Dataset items
++++++++++
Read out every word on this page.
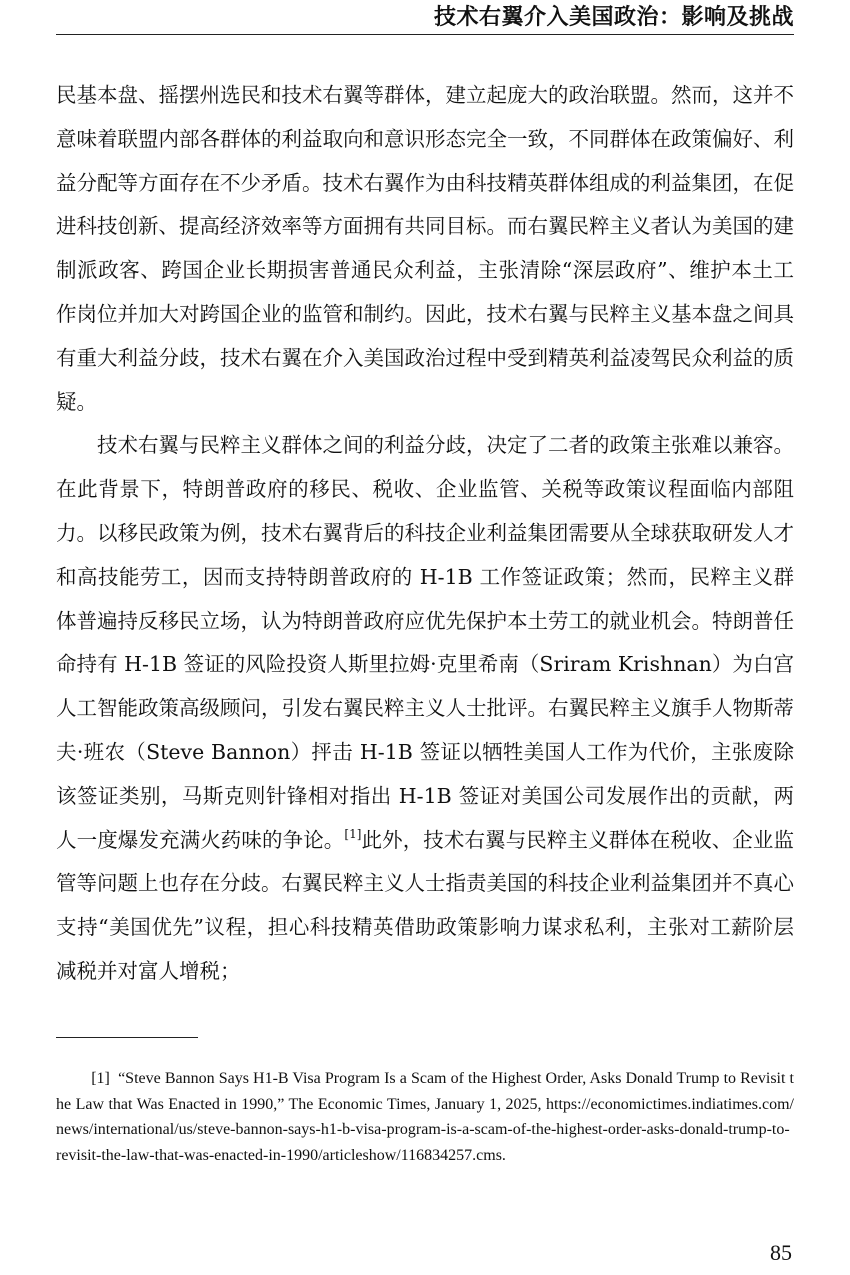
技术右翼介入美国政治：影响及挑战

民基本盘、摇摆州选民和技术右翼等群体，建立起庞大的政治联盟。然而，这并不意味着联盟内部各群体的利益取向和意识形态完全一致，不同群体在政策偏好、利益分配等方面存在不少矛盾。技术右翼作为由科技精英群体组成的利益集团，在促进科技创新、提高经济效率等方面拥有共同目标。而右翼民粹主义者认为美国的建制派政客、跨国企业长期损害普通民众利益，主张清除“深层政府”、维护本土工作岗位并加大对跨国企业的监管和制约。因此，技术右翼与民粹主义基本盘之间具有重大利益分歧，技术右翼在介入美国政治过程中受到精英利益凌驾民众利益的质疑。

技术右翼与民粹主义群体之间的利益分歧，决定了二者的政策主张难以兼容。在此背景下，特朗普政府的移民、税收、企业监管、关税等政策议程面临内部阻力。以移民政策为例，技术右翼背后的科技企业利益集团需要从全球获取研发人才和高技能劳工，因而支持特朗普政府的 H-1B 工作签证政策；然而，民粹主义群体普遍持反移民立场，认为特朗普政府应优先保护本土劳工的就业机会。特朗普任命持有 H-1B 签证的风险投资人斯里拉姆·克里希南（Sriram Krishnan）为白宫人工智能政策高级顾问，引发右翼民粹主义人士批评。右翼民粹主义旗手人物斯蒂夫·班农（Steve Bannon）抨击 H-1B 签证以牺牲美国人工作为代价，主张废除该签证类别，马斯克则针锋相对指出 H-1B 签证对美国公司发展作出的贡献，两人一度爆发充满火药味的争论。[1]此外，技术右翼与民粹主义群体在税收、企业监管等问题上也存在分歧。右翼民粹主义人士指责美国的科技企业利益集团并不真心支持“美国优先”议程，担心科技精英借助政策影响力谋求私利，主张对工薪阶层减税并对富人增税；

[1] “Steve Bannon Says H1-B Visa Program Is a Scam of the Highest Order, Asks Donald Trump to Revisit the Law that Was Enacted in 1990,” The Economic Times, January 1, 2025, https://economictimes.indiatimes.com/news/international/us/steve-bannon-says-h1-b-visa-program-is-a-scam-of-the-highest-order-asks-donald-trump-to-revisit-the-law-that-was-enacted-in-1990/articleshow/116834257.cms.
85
++++++++++
§ **Direction**
What you return should match the records above word for word, minus the pictures.

§ **Exercise output**
Read out every word on this page.
技术右翼介入美国政治：影响及挑战

民基本盘、摇摆州选民和技术右翼等群体，建立起庞大的政治联盟。然而，这并不意味着联盟内部各群体的利益取向和意识形态完全一致，不同群体在政策偏好、利益分配等方面存在不少矛盾。技术右翼作为由科技精英群体组成的利益集团，在促进科技创新、提高经济效率等方面拥有共同目标。而右翼民粹主义者认为美国的建制派政客、跨国企业长期损害普通民众利益，主张清除“深层政府”、维护本土工作岗位并加大对跨国企业的监管和制约。因此，技术右翼与民粹主义基本盘之间具有重大利益分歧，技术右翼在介入美国政治过程中受到精英利益凌驾民众利益的质疑。

技术右翼与民粹主义群体之间的利益分歧，决定了二者的政策主张难以兼容。在此背景下，特朗普政府的移民、税收、企业监管、关税等政策议程面临内部阻力。以移民政策为例，技术右翼背后的科技企业利益集团需要从全球获取研发人才和高技能劳工，因而支持特朗普政府的 H-1B 工作签证政策；然而，民粹主义群体普遍持反移民立场，认为特朗普政府应优先保护本土劳工的就业机会。特朗普任命持有 H-1B 签证的风险投资人斯里拉姆·克里希南（Sriram Krishnan）为白宫人工智能政策高级顾问，引发右翼民粹主义人士批评。右翼民粹主义旗手人物斯蒂夫·班农（Steve Bannon）抨击 H-1B 签证以牺牲美国人工作为代价，主张废除该签证类别，马斯克则针锋相对指出 H-1B 签证对美国公司发展作出的贡献，两人一度爆发充满火药味的争论。[1]此外，技术右翼与民粹主义群体在税收、企业监管等问题上也存在分歧。右翼民粹主义人士指责美国的科技企业利益集团并不真心支持“美国优先”议程，担心科技精英借助政策影响力谋求私利，主张对工薪阶层减税并对富人增税；

[1] “Steve Bannon Says H1-B Visa Program Is a Scam of the Highest Order, Asks Donald Trump to Revisit the Law that Was Enacted in 1990,” The Economic Times, January 1, 2025, https://economictimes.indiatimes.com/news/international/us/steve-bannon-says-h1-b-visa-program-is-a-scam-of-the-highest-order-asks-donald-trump-to-revisit-the-law-that-was-enacted-in-1990/articleshow/116834257.cms.
85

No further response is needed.